• _WRITTEN EXERCISE_:
From the listing below, count the lines where the string "source" occurs. Give the number, with no other words.

(begin)

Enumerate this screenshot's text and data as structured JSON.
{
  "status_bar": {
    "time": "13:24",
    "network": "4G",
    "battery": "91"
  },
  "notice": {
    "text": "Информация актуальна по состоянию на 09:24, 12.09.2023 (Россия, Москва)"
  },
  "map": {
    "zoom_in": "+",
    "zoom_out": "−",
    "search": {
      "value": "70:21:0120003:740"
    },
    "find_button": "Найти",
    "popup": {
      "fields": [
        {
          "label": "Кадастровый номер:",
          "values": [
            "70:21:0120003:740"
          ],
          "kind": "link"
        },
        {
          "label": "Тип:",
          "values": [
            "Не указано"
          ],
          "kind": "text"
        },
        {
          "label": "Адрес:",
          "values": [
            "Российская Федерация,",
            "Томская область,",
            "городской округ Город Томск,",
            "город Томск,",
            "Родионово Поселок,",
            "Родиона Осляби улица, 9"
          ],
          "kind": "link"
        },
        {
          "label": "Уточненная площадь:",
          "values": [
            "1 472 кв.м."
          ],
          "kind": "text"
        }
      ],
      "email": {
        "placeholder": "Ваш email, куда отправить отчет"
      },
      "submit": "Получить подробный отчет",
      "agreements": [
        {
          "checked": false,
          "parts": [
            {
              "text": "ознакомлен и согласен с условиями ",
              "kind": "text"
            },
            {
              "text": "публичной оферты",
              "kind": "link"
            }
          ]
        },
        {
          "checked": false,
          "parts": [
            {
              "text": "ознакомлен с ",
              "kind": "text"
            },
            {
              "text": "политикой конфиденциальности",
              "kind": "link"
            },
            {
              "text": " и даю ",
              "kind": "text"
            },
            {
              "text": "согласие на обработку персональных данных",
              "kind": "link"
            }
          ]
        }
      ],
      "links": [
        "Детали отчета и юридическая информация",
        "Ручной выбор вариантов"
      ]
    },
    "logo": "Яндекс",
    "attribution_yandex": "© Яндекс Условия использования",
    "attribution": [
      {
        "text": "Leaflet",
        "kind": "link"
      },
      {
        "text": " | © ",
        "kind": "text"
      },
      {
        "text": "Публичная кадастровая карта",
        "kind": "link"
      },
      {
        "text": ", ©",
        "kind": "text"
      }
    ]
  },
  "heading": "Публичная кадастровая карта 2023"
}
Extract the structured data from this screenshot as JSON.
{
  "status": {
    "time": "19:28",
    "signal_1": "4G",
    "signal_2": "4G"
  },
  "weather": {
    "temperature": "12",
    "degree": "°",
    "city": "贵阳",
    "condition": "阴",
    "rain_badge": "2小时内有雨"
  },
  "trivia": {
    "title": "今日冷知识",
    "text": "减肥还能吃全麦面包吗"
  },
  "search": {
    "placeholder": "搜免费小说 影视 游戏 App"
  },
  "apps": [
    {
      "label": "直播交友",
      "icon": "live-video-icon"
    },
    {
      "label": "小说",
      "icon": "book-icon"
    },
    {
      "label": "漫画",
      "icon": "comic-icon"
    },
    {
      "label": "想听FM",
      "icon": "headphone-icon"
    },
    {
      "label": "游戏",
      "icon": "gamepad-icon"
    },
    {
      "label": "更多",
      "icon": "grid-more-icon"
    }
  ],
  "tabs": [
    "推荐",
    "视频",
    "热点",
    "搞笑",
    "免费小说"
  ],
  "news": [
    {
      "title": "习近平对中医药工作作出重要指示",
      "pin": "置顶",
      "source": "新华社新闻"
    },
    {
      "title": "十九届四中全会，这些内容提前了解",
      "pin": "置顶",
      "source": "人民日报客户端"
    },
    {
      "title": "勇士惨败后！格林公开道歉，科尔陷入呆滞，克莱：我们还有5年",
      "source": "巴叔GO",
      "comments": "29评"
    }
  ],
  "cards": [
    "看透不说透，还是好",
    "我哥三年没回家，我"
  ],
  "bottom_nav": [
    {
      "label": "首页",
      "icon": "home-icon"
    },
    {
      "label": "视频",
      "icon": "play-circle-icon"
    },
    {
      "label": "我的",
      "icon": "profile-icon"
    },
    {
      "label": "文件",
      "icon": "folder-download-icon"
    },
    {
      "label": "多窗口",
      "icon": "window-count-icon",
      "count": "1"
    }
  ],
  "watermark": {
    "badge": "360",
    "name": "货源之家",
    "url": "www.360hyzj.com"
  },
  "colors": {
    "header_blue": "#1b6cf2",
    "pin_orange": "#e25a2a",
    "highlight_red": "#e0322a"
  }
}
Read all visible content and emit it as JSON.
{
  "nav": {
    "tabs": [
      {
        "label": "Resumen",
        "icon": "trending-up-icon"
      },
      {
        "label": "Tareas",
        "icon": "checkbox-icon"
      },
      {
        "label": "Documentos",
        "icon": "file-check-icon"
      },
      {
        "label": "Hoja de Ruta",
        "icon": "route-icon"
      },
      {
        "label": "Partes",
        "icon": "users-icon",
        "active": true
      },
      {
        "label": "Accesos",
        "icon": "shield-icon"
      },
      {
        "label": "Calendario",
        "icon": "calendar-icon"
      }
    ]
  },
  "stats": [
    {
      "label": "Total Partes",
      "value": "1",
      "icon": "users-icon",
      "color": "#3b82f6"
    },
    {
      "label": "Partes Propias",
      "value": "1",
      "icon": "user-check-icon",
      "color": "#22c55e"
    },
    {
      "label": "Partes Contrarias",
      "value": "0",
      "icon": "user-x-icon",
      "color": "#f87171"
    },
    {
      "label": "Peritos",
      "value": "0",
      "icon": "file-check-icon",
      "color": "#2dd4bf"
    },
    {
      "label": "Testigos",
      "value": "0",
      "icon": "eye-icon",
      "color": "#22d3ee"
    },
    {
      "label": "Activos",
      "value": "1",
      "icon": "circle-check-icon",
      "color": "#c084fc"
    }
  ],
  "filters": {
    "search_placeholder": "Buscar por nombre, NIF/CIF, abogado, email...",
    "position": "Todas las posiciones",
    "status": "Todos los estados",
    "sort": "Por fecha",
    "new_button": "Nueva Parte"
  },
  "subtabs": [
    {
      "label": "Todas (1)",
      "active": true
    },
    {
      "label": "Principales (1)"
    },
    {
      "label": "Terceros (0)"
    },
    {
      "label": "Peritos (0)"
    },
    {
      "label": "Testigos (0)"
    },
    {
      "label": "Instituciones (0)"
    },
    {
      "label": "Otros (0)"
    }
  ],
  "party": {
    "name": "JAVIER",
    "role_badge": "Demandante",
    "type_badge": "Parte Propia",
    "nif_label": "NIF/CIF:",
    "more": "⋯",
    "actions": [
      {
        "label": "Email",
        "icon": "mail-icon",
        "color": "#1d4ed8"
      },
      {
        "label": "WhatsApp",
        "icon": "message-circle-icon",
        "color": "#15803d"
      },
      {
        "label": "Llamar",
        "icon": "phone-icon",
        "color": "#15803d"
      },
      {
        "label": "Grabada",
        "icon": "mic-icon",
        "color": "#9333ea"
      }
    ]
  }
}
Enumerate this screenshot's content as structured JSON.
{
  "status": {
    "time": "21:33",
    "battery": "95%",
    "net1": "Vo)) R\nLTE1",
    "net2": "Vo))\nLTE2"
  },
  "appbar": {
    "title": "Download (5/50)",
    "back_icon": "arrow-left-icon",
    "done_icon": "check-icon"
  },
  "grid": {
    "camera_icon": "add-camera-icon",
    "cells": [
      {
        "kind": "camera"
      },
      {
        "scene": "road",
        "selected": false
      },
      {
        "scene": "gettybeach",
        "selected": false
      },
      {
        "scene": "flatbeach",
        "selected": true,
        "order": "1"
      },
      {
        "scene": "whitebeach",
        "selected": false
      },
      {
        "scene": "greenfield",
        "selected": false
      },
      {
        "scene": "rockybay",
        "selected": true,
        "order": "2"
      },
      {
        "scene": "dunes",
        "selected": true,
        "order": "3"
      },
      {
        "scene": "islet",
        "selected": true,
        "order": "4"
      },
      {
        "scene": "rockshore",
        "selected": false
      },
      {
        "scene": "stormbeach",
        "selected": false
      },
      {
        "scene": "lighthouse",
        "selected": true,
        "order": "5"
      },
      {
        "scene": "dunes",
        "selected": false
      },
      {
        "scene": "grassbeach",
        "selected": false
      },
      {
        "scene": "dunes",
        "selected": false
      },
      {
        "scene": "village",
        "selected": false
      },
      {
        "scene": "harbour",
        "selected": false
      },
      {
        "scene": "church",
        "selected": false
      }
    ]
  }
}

(end)

• _OUTPUT FOR THIS EXERCISE_:
3